DIRECTION: Copy out the rows below word for word, starting with the line that contains "Patent image size: (1046, 842)." and going on through the line that contains "The end of the composite crossarm 10211".

(Saved data entries)

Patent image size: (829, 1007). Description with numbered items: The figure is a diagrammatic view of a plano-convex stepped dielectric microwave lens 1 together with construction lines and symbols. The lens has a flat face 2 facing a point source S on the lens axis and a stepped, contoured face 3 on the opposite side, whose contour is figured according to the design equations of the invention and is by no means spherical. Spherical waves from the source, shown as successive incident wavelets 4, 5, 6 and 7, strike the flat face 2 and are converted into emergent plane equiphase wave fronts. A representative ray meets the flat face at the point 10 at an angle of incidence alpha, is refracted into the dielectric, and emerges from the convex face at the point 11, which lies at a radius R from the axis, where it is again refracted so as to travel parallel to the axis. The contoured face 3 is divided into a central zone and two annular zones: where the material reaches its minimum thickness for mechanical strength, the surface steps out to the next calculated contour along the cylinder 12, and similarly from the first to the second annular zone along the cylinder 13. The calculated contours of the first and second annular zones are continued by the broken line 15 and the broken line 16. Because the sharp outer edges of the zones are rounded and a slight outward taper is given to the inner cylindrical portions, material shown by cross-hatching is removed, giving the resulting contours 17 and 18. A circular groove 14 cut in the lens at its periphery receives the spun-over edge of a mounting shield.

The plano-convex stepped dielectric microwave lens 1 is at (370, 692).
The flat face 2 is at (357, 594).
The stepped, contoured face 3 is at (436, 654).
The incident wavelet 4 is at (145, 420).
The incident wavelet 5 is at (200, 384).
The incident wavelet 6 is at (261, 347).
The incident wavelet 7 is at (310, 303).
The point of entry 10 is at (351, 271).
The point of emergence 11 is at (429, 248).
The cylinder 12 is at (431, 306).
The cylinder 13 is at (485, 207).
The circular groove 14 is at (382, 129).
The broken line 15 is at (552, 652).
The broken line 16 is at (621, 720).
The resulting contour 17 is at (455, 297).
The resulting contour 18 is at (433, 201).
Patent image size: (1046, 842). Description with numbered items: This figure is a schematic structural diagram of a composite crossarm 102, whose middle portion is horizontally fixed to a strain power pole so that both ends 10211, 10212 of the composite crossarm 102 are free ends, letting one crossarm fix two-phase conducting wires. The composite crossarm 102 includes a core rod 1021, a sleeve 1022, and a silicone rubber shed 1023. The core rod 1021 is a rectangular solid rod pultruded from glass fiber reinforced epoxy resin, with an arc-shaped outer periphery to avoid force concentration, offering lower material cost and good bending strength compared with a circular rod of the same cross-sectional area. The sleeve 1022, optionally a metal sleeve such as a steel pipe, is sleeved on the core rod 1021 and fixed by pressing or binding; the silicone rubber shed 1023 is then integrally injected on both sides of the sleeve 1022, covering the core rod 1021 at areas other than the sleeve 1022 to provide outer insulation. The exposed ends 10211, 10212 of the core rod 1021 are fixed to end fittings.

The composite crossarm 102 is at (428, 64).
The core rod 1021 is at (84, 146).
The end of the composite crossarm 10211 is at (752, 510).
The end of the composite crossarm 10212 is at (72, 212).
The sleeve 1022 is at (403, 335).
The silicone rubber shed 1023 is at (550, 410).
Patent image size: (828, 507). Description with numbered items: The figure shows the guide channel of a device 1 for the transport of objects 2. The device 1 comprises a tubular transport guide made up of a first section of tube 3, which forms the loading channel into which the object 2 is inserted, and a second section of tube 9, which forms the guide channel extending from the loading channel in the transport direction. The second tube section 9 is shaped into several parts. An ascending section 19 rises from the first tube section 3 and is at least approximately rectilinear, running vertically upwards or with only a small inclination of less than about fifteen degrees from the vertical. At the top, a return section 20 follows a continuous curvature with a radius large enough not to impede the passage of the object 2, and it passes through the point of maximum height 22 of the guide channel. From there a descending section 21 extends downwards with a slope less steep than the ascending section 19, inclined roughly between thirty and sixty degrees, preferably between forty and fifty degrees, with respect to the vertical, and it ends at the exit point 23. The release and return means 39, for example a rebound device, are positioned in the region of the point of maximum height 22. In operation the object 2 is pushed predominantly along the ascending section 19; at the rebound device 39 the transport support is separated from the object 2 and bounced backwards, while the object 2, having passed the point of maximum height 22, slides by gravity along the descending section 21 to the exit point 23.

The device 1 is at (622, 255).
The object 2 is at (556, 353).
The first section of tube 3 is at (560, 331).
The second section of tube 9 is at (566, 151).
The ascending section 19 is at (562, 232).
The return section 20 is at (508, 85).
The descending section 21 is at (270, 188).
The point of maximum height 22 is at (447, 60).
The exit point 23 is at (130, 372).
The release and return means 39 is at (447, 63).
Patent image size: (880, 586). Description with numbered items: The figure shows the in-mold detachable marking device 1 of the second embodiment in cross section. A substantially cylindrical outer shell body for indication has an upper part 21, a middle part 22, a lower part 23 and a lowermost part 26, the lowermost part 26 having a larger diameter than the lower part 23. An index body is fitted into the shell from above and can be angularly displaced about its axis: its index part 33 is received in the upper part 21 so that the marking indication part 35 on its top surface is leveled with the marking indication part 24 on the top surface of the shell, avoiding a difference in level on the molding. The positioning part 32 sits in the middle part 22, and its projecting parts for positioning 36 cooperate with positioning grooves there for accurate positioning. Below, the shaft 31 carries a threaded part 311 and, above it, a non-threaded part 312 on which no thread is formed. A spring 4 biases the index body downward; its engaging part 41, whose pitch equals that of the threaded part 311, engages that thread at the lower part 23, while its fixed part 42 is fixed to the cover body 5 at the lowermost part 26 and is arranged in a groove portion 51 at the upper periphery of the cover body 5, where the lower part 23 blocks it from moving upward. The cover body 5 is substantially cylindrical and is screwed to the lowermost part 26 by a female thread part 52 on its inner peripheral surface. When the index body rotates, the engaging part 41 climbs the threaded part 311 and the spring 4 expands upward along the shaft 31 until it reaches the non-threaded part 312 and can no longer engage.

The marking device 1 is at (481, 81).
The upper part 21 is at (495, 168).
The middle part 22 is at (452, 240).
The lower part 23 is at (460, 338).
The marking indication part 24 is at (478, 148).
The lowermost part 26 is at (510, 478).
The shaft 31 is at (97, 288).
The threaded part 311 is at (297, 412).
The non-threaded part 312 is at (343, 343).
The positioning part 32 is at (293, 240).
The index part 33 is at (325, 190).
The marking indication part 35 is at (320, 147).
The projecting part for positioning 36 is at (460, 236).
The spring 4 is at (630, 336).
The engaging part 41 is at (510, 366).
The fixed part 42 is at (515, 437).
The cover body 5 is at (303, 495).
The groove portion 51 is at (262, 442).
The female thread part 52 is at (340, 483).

CORRECT OUTPUT:
Patent image size: (1046, 842). Description with numbered items: This figure is a schematic structural diagram of a composite crossarm 102, whose middle portion is horizontally fixed to a strain power pole so that both ends 10211, 10212 of the composite crossarm 102 are free ends, letting one crossarm fix two-phase conducting wires. The composite crossarm 102 includes a core rod 1021, a sleeve 1022, and a silicone rubber shed 1023. The core rod 1021 is a rectangular solid rod pultruded from glass fiber reinforced epoxy resin, with an arc-shaped outer periphery to avoid force concentration, offering lower material cost and good bending strength compared with a circular rod of the same cross-sectional area. The sleeve 1022, optionally a metal sleeve such as a steel pipe, is sleeved on the core rod 1021 and fixed by pressing or binding; the silicone rubber shed 1023 is then integrally injected on both sides of the sleeve 1022, covering the core rod 1021 at areas other than the sleeve 1022 to provide outer insulation. The exposed ends 10211, 10212 of the core rod 1021 are fixed to end fittings.

The composite crossarm 102 is at (428, 64).
The core rod 1021 is at (84, 146).
The end of the composite crossarm 10211 is at (752, 510).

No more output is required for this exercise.